Go through the material below and copy all lines with "axis".

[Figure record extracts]
— Start —
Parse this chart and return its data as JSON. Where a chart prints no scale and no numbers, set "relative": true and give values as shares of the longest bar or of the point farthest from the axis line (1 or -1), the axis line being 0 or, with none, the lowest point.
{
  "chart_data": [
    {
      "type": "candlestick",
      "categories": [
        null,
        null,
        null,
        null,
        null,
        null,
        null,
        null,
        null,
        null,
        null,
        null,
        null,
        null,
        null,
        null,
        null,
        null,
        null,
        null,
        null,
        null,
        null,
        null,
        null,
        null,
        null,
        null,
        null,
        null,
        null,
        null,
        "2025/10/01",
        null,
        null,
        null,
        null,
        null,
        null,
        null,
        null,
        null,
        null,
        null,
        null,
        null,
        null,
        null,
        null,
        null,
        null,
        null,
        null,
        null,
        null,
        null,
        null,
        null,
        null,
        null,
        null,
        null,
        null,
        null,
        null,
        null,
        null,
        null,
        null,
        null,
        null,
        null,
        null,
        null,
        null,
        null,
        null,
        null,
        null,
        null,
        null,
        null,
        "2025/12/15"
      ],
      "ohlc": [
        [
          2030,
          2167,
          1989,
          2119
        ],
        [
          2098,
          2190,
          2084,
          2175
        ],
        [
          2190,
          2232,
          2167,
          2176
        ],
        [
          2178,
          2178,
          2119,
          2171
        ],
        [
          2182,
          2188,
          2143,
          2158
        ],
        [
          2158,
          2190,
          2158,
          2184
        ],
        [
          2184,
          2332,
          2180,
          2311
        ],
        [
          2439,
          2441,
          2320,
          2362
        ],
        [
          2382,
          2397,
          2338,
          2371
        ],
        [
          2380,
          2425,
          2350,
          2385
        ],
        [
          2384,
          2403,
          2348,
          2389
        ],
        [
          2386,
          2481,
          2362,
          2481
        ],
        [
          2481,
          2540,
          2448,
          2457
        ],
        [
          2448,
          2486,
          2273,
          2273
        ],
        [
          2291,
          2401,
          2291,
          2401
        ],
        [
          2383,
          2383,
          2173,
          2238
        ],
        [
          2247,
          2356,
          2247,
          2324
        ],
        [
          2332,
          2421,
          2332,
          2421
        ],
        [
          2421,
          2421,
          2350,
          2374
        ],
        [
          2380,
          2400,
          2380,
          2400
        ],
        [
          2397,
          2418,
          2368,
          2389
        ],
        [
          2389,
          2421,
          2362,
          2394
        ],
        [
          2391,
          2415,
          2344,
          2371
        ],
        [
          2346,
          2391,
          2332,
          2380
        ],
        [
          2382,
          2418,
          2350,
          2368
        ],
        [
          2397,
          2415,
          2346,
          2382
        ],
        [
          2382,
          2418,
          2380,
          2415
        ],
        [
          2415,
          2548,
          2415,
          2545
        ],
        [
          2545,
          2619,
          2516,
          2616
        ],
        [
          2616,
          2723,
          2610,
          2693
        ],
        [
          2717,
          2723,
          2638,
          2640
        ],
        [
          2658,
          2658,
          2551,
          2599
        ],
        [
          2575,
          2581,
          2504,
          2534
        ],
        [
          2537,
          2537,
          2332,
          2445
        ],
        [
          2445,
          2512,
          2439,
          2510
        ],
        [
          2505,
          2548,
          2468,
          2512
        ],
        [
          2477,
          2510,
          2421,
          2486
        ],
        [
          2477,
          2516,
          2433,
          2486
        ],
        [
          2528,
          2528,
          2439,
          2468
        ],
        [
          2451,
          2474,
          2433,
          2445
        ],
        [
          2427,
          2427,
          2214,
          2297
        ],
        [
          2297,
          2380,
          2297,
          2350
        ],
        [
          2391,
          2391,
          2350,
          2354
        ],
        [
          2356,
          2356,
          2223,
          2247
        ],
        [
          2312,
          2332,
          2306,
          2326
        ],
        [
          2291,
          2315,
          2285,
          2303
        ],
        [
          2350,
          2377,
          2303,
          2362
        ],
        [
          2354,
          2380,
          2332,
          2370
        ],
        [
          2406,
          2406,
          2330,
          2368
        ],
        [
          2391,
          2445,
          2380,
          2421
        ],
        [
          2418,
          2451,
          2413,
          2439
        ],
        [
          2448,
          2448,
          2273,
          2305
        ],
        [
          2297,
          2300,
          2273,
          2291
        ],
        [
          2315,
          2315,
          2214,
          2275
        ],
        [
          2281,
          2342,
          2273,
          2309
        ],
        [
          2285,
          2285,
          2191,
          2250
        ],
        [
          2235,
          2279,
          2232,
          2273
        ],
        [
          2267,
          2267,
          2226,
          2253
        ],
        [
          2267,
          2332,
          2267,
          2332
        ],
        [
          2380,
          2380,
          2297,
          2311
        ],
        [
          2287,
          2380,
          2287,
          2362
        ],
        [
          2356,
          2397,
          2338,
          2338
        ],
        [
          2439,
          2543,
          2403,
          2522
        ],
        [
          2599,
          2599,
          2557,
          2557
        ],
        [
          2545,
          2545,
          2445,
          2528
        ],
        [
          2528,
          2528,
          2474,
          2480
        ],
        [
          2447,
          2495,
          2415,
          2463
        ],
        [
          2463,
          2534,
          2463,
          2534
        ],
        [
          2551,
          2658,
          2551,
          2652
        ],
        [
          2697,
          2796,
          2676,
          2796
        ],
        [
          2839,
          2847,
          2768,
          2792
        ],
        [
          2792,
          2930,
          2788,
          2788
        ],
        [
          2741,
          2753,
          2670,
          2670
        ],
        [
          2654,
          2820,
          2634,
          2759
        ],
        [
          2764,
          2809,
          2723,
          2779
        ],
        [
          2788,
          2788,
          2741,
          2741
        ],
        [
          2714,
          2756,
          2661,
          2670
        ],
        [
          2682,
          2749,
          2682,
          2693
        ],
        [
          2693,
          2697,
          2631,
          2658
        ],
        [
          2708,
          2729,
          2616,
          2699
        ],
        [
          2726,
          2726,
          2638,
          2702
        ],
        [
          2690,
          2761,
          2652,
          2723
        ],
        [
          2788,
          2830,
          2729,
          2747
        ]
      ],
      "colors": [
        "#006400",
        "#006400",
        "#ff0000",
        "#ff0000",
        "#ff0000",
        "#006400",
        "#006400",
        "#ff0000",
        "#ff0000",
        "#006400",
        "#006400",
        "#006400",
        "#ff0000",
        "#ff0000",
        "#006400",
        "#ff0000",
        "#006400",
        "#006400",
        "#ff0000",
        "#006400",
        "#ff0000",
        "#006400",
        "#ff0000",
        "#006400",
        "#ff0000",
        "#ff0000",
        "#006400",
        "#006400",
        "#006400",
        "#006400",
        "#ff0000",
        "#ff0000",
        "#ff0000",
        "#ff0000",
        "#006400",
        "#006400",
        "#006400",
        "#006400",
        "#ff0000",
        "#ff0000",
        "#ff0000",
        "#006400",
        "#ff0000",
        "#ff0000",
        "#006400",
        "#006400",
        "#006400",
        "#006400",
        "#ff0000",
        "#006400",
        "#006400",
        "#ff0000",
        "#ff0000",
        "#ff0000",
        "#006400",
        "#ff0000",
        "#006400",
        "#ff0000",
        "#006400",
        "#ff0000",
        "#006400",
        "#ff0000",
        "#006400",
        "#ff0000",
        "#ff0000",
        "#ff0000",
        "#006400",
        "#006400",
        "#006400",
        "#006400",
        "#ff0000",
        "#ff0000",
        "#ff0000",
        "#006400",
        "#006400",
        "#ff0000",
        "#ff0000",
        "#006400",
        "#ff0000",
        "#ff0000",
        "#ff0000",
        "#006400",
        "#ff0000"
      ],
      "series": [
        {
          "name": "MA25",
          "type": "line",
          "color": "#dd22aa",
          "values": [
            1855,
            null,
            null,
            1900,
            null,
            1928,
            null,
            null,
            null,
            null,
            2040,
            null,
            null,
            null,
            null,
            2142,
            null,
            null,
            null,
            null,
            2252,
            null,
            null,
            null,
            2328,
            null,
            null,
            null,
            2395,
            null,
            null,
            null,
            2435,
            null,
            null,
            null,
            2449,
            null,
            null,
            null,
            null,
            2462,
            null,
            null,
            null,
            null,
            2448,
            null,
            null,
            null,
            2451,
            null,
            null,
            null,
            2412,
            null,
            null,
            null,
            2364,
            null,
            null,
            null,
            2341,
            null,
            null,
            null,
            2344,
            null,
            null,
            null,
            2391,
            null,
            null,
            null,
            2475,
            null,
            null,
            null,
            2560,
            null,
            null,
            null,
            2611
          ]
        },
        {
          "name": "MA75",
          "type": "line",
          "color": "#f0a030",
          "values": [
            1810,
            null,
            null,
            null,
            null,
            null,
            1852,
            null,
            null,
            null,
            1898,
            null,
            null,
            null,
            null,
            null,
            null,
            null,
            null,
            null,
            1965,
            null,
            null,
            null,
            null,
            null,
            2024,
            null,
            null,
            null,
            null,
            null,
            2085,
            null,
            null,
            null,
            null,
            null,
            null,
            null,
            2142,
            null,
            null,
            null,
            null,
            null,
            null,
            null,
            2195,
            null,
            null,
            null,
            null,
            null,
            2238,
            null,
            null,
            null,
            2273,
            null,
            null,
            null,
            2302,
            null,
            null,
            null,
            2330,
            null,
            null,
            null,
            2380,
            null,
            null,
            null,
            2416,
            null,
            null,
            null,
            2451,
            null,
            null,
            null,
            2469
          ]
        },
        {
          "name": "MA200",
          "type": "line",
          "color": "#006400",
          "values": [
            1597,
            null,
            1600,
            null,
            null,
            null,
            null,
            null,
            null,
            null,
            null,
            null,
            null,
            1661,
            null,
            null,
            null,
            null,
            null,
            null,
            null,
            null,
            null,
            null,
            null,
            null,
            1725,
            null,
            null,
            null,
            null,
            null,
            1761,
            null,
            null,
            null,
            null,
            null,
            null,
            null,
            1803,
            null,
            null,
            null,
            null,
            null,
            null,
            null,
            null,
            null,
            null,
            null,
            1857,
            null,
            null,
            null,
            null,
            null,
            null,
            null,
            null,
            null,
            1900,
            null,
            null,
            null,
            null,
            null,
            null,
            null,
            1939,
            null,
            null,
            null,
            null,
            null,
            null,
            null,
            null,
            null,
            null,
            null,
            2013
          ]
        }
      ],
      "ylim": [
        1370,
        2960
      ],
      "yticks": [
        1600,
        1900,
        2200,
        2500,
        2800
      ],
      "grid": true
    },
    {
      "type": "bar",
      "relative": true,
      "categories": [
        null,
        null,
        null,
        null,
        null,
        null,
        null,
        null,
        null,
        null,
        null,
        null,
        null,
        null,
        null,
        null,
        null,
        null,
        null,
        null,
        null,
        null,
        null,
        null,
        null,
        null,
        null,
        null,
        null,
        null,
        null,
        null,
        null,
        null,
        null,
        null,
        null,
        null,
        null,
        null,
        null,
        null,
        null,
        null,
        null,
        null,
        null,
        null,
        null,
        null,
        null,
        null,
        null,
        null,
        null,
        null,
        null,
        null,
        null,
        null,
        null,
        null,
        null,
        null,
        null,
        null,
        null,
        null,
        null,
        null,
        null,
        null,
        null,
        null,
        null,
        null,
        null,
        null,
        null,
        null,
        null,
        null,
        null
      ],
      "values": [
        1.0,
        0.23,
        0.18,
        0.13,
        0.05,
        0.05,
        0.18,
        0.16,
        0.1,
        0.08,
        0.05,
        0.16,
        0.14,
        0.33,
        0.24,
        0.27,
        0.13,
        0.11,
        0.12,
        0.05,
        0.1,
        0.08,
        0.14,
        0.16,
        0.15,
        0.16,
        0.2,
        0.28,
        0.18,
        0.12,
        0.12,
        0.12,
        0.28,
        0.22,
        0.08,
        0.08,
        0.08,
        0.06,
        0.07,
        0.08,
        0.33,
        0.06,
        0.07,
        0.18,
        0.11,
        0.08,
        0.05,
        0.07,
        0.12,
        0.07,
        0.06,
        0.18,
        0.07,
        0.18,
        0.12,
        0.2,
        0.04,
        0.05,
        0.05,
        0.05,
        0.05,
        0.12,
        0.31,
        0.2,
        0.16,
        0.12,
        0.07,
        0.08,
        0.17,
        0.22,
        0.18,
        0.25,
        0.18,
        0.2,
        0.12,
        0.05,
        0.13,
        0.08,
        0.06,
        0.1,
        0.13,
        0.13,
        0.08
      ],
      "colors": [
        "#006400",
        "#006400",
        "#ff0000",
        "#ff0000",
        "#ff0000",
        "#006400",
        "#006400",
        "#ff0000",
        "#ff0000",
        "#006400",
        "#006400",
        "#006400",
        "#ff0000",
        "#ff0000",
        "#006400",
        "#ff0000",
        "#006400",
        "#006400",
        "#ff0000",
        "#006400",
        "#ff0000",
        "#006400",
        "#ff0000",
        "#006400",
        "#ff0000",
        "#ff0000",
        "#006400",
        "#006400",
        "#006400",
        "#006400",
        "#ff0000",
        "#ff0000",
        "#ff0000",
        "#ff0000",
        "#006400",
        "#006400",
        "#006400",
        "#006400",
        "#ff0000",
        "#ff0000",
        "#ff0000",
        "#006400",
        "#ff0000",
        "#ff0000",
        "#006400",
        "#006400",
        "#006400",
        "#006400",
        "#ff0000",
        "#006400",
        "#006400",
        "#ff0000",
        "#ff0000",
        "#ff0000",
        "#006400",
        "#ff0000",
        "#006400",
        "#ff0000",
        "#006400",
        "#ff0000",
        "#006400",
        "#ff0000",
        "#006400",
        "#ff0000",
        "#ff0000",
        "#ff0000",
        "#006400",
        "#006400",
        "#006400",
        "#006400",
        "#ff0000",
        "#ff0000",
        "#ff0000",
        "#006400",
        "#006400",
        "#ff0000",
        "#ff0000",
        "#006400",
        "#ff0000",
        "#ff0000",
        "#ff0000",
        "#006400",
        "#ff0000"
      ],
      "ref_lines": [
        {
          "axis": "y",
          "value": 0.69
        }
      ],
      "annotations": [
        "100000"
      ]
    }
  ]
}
— End —
◆ TASK SOLUTION ◆
Parse this chart and return its data as JSON. Where a chart prints no scale and no numbers, set "relative": true and give values as shares of the longest bar or of the point farthest from the axis line (1 or -1), the axis line being 0 or, with none, the lowest point.
          "axis": "y",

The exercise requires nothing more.